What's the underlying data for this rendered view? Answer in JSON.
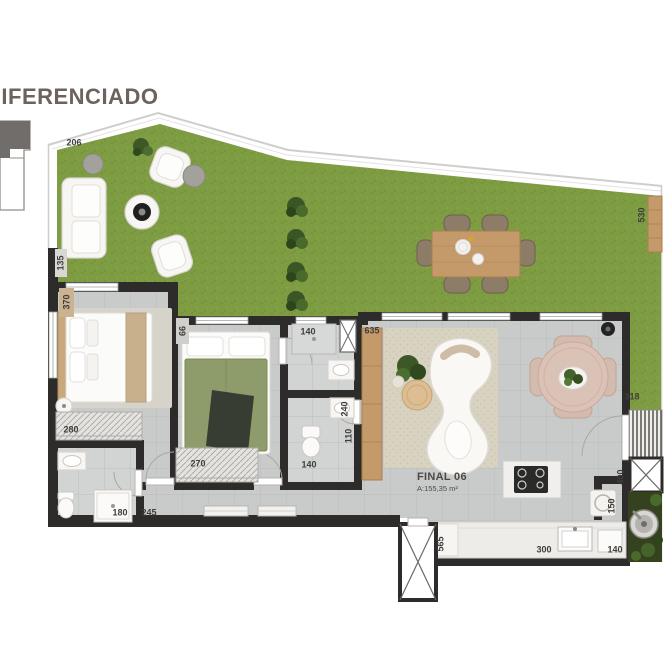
{
  "title": "DIFERENCIADO",
  "unit": {
    "name": "FINAL 06",
    "area": "A:155,35 m²"
  },
  "colors": {
    "title": "#6e615e",
    "label": "#3f3e3b",
    "wall": "#2d2c2a",
    "floor": "#c9cbca",
    "floor_line": "#bcbebd",
    "grass": "#7e9c42",
    "grass_texture": "#6f8c36",
    "rug": "#d8d2c0",
    "wood": "#c59a6a",
    "wood_dark": "#a87f4e",
    "planter": "#35421f",
    "leaf": "#44642c",
    "furniture_white": "#f7f6f3",
    "furniture_stroke": "#d8d5d0",
    "terrace_chair": "#8d7c68",
    "dining_table_rose": "#dbc2b6",
    "dining_chair_rose": "#d3bcae",
    "bed_olive": "#8e9b6a"
  },
  "dimension_labels": [
    {
      "text": "206",
      "x": 74,
      "y": 143,
      "rot": 0
    },
    {
      "text": "530",
      "x": 642,
      "y": 215,
      "rot": 90
    },
    {
      "text": "318",
      "x": 632,
      "y": 397,
      "rot": 0
    },
    {
      "text": "135",
      "x": 61,
      "y": 263,
      "rot": 90
    },
    {
      "text": "370",
      "x": 67,
      "y": 302,
      "rot": 90
    },
    {
      "text": "66",
      "x": 183,
      "y": 331,
      "rot": 90
    },
    {
      "text": "140",
      "x": 308,
      "y": 332,
      "rot": 0
    },
    {
      "text": "635",
      "x": 372,
      "y": 331,
      "rot": 0
    },
    {
      "text": "240",
      "x": 345,
      "y": 409,
      "rot": 90
    },
    {
      "text": "110",
      "x": 349,
      "y": 436,
      "rot": 90
    },
    {
      "text": "140",
      "x": 309,
      "y": 465,
      "rot": 0
    },
    {
      "text": "280",
      "x": 71,
      "y": 430,
      "rot": 0
    },
    {
      "text": "270",
      "x": 198,
      "y": 464,
      "rot": 0
    },
    {
      "text": "180",
      "x": 120,
      "y": 513,
      "rot": 0
    },
    {
      "text": "245",
      "x": 149,
      "y": 513,
      "rot": 0
    },
    {
      "text": "400",
      "x": 621,
      "y": 477,
      "rot": 90
    },
    {
      "text": "150",
      "x": 612,
      "y": 506,
      "rot": 90
    },
    {
      "text": "565",
      "x": 441,
      "y": 544,
      "rot": 90
    },
    {
      "text": "300",
      "x": 544,
      "y": 550,
      "rot": 0
    },
    {
      "text": "140",
      "x": 615,
      "y": 550,
      "rot": 0
    }
  ]
}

● **WHAT IS EXPECTED**
Output, exactly, all the records above; include no pictures.

● **TASK RESPONSE**
What's the underlying data for this rendered view? Answer in JSON.
{
  "title": "DIFERENCIADO",
  "unit": {
    "name": "FINAL 06",
    "area": "A:155,35 m²"
  },
  "colors": {
    "title": "#6e615e",
    "label": "#3f3e3b",
    "wall": "#2d2c2a",
    "floor": "#c9cbca",
    "floor_line": "#bcbebd",
    "grass": "#7e9c42",
    "grass_texture": "#6f8c36",
    "rug": "#d8d2c0",
    "wood": "#c59a6a",
    "wood_dark": "#a87f4e",
    "planter": "#35421f",
    "leaf": "#44642c",
    "furniture_white": "#f7f6f3",
    "furniture_stroke": "#d8d5d0",
    "terrace_chair": "#8d7c68",
    "dining_table_rose": "#dbc2b6",
    "dining_chair_rose": "#d3bcae",
    "bed_olive": "#8e9b6a"
  },
  "dimension_labels": [
    {
      "text": "206",
      "x": 74,
      "y": 143,
      "rot": 0
    },
    {
      "text": "530",
      "x": 642,
      "y": 215,
      "rot": 90
    },
    {
      "text": "318",
      "x": 632,
      "y": 397,
      "rot": 0
    },
    {
      "text": "135",
      "x": 61,
      "y": 263,
      "rot": 90
    },
    {
      "text": "370",
      "x": 67,
      "y": 302,
      "rot": 90
    },
    {
      "text": "66",
      "x": 183,
      "y": 331,
      "rot": 90
    },
    {
      "text": "140",
      "x": 308,
      "y": 332,
      "rot": 0
    },
    {
      "text": "635",
      "x": 372,
      "y": 331,
      "rot": 0
    },
    {
      "text": "240",
      "x": 345,
      "y": 409,
      "rot": 90
    },
    {
      "text": "110",
      "x": 349,
      "y": 436,
      "rot": 90
    },
    {
      "text": "140",
      "x": 309,
      "y": 465,
      "rot": 0
    },
    {
      "text": "280",
      "x": 71,
      "y": 430,
      "rot": 0
    },
    {
      "text": "270",
      "x": 198,
      "y": 464,
      "rot": 0
    },
    {
      "text": "180",
      "x": 120,
      "y": 513,
      "rot": 0
    },
    {
      "text": "245",
      "x": 149,
      "y": 513,
      "rot": 0
    },
    {
      "text": "400",
      "x": 621,
      "y": 477,
      "rot": 90
    },
    {
      "text": "150",
      "x": 612,
      "y": 506,
      "rot": 90
    },
    {
      "text": "565",
      "x": 441,
      "y": 544,
      "rot": 90
    },
    {
      "text": "300",
      "x": 544,
      "y": 550,
      "rot": 0
    },
    {
      "text": "140",
      "x": 615,
      "y": 550,
      "rot": 0
    }
  ]
}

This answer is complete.